*Description of the task*
Copy all lines that contain the word "hager".
-- BEGIN Material for the task --
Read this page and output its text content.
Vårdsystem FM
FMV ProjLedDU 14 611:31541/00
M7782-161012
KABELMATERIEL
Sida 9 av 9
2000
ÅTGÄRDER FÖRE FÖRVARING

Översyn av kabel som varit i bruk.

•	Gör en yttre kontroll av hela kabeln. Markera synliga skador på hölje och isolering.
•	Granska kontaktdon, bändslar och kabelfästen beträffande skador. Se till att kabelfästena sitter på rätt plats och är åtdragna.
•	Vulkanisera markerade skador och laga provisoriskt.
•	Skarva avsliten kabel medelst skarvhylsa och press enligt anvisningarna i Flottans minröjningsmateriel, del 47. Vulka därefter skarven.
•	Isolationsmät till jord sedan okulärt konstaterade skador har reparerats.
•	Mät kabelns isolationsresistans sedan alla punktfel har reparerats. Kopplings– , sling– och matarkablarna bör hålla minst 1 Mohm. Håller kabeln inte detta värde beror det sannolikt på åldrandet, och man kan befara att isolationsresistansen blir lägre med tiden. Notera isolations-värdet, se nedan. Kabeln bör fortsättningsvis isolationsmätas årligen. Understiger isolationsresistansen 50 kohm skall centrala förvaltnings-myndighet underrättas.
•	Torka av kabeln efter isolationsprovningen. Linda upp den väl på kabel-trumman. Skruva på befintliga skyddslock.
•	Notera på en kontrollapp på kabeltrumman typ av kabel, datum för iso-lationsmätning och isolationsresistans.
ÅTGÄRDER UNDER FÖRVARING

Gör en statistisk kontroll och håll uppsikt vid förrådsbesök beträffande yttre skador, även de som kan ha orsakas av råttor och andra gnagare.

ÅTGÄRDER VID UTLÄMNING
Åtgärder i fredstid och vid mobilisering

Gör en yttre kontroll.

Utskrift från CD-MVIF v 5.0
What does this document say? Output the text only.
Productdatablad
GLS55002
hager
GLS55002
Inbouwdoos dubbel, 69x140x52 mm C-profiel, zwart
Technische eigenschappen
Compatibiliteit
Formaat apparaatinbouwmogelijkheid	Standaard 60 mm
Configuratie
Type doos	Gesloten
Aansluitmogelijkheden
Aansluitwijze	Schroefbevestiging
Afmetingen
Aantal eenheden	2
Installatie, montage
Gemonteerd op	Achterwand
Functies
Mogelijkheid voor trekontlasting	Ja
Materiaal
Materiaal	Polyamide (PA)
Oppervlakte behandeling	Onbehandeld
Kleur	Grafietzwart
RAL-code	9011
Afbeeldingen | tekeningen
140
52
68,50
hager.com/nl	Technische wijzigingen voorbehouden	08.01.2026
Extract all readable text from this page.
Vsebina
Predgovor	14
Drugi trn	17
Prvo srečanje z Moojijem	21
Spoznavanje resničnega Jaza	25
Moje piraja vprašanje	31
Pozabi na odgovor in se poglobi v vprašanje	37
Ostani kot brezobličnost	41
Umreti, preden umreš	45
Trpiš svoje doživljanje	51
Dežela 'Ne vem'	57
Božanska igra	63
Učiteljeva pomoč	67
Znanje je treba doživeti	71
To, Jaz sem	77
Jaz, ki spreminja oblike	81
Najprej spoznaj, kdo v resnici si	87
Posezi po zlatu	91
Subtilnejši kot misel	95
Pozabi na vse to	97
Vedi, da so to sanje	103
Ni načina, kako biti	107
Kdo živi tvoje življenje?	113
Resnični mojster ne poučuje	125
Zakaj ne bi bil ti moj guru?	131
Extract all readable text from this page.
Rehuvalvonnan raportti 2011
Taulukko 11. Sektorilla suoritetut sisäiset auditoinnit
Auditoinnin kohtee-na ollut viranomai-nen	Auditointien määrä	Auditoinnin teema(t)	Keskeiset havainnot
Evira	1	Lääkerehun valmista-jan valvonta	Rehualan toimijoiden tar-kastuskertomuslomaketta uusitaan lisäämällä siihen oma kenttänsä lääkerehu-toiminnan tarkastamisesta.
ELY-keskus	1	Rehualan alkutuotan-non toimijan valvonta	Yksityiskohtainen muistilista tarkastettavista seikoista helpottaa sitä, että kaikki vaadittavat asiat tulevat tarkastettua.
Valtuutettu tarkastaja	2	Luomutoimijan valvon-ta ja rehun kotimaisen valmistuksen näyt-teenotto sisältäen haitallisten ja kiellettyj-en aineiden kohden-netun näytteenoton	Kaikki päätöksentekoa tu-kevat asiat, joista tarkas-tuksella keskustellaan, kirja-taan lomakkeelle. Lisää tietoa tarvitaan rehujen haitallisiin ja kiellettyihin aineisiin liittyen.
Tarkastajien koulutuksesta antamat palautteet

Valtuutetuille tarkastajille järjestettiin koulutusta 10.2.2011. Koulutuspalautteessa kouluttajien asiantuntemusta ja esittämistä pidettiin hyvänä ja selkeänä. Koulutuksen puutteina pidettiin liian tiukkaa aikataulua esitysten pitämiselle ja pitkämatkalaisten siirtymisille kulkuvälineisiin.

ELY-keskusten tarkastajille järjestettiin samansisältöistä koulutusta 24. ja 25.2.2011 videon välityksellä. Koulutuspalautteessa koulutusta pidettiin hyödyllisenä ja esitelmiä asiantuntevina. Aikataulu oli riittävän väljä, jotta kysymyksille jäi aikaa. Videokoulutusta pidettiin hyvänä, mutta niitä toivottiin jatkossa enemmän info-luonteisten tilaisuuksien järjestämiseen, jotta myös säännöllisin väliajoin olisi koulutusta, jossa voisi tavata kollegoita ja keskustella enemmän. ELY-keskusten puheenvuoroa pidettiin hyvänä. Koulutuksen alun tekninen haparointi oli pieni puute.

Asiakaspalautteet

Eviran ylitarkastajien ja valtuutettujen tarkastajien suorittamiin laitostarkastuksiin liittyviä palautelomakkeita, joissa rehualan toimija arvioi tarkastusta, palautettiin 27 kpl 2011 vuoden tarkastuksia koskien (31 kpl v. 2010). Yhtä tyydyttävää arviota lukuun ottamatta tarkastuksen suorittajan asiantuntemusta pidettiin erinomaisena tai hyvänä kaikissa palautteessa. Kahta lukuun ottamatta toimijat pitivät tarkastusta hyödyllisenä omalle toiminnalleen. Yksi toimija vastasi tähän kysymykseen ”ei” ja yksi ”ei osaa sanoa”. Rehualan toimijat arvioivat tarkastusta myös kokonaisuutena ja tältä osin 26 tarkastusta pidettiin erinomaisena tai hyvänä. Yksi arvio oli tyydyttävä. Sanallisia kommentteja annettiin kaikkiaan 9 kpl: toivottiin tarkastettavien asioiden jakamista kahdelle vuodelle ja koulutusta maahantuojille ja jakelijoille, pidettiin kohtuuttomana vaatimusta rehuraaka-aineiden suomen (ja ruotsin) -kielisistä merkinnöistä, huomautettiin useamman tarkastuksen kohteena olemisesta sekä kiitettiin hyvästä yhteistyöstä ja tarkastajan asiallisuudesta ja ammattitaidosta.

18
-- END Material for the task --
*Written response*
hager
hager.com/nl	Technische wijzigingen voorbehouden	08.01.2026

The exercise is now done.